— begin RAW RECORDS —

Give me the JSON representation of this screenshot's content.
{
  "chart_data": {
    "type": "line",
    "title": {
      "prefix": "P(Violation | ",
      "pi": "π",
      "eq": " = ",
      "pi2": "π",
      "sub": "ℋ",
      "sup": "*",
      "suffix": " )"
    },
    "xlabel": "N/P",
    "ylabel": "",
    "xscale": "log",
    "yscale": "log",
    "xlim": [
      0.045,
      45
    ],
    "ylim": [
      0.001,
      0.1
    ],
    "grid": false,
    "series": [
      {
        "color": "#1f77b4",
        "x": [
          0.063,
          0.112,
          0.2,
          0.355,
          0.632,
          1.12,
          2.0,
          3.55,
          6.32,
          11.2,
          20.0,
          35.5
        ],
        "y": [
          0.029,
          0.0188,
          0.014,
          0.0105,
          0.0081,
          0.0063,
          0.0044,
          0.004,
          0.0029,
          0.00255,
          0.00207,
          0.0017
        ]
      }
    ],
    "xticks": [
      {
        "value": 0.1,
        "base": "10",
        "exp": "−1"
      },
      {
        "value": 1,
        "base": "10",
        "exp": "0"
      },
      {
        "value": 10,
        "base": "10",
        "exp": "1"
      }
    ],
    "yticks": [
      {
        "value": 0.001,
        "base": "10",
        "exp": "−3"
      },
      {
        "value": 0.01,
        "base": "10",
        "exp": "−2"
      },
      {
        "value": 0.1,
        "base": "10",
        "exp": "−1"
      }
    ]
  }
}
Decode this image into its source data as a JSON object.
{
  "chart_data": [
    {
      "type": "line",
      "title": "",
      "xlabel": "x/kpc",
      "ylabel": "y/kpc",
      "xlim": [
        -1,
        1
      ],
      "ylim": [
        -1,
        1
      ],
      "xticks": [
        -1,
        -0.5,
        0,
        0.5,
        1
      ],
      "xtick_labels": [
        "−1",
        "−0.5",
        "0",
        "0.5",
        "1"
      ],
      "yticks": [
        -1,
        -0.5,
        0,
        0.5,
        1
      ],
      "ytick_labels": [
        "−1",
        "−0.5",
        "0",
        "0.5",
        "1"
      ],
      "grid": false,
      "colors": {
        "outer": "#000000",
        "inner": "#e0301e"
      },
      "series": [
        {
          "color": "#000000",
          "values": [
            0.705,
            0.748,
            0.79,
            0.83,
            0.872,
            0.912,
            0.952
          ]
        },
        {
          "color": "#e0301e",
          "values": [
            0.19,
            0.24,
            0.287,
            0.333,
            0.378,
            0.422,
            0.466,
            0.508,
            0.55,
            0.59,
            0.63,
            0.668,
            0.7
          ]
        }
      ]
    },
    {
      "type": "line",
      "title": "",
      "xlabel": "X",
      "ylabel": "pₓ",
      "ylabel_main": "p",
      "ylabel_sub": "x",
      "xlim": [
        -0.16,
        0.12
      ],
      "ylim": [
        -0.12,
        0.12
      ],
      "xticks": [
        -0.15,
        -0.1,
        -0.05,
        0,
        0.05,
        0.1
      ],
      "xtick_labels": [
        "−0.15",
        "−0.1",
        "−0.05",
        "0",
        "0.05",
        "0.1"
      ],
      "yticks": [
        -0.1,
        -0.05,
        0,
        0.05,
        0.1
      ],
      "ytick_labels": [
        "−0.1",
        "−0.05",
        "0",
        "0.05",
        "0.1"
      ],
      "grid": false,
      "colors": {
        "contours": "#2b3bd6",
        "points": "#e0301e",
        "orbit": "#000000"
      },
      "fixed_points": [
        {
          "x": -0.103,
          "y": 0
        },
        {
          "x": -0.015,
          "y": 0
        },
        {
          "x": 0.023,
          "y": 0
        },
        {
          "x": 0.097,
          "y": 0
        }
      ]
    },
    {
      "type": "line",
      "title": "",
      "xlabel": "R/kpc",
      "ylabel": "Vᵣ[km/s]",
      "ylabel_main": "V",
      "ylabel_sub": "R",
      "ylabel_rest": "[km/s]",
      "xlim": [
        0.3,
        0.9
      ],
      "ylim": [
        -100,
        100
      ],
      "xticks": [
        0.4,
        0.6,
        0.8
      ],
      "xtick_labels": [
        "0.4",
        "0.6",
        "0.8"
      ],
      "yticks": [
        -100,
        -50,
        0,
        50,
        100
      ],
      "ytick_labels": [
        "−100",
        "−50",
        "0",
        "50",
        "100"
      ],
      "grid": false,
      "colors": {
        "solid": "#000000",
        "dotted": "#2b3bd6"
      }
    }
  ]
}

— end RAW RECORDS —

= WHAT YOU ARE ASKED TO DO =
Restate the listing in full, word for word.

= EXPECTED ANSWER =
Give me the JSON representation of this screenshot's content.
{
  "chart_data": {
    "type": "line",
    "title": {
      "prefix": "P(Violation | ",
      "pi": "π",
      "eq": " = ",
      "pi2": "π",
      "sub": "ℋ",
      "sup": "*",
      "suffix": " )"
    },
    "xlabel": "N/P",
    "ylabel": "",
    "xscale": "log",
    "yscale": "log",
    "xlim": [
      0.045,
      45
    ],
    "ylim": [
      0.001,
      0.1
    ],
    "grid": false,
    "series": [
      {
        "color": "#1f77b4",
        "x": [
          0.063,
          0.112,
          0.2,
          0.355,
          0.632,
          1.12,
          2.0,
          3.55,
          6.32,
          11.2,
          20.0,
          35.5
        ],
        "y": [
          0.029,
          0.0188,
          0.014,
          0.0105,
          0.0081,
          0.0063,
          0.0044,
          0.004,
          0.0029,
          0.00255,
          0.00207,
          0.0017
        ]
      }
    ],
    "xticks": [
      {
        "value": 0.1,
        "base": "10",
        "exp": "−1"
      },
      {
        "value": 1,
        "base": "10",
        "exp": "0"
      },
      {
        "value": 10,
        "base": "10",
        "exp": "1"
      }
    ],
    "yticks": [
      {
        "value": 0.001,
        "base": "10",
        "exp": "−3"
      },
      {
        "value": 0.01,
        "base": "10",
        "exp": "−2"
      },
      {
        "value": 0.1,
        "base": "10",
        "exp": "−1"
      }
    ]
  }
}
Decode this image into its source data as a JSON object.
{
  "chart_data": [
    {
      "type": "line",
      "title": "",
      "xlabel": "x/kpc",
      "ylabel": "y/kpc",
      "xlim": [
        -1,
        1
      ],
      "ylim": [
        -1,
        1
      ],
      "xticks": [
        -1,
        -0.5,
        0,
        0.5,
        1
      ],
      "xtick_labels": [
        "−1",
        "−0.5",
        "0",
        "0.5",
        "1"
      ],
      "yticks": [
        -1,
        -0.5,
        0,
        0.5,
        1
      ],
      "ytick_labels": [
        "−1",
        "−0.5",
        "0",
        "0.5",
        "1"
      ],
      "grid": false,
      "colors": {
        "outer": "#000000",
        "inner": "#e0301e"
      },
      "series": [
        {
          "color": "#000000",
          "values": [
            0.705,
            0.748,
            0.79,
            0.83,
            0.872,
            0.912,
            0.952
          ]
        },
        {
          "color": "#e0301e",
          "values": [
            0.19,
            0.24,
            0.287,
            0.333,
            0.378,
            0.422,
            0.466,
            0.508,
            0.55,
            0.59,
            0.63,
            0.668,
            0.7
          ]
        }
      ]
    },
    {
      "type": "line",
      "title": "",
      "xlabel": "X",
      "ylabel": "pₓ",
      "ylabel_main": "p",
      "ylabel_sub": "x",
      "xlim": [
        -0.16,
        0.12
      ],
      "ylim": [
        -0.12,
        0.12
      ],
      "xticks": [
        -0.15,
        -0.1,
        -0.05,
        0,
        0.05,
        0.1
      ],
      "xtick_labels": [
        "−0.15",
        "−0.1",
        "−0.05",
        "0",
        "0.05",
        "0.1"
      ],
      "yticks": [
        -0.1,
        -0.05,
        0,
        0.05,
        0.1
      ],
      "ytick_labels": [
        "−0.1",
        "−0.05",
        "0",
        "0.05",
        "0.1"
      ],
      "grid": false,
      "colors": {
        "contours": "#2b3bd6",
        "points": "#e0301e",
        "orbit": "#000000"
      },
      "fixed_points": [
        {
          "x": -0.103,
          "y": 0
        },
        {
          "x": -0.015,
          "y": 0
        },
        {
          "x": 0.023,
          "y": 0
        },
        {
          "x": 0.097,
          "y": 0
        }
      ]
    },
    {
      "type": "line",
      "title": "",
      "xlabel": "R/kpc",
      "ylabel": "Vᵣ[km/s]",
      "ylabel_main": "V",
      "ylabel_sub": "R",
      "ylabel_rest": "[km/s]",
      "xlim": [
        0.3,
        0.9
      ],
      "ylim": [
        -100,
        100
      ],
      "xticks": [
        0.4,
        0.6,
        0.8
      ],
      "xtick_labels": [
        "0.4",
        "0.6",
        "0.8"
      ],
      "yticks": [
        -100,
        -50,
        0,
        50,
        100
      ],
      "ytick_labels": [
        "−100",
        "−50",
        "0",
        "50",
        "100"
      ],
      "grid": false,
      "colors": {
        "solid": "#000000",
        "dotted": "#2b3bd6"
      }
    }
  ]
}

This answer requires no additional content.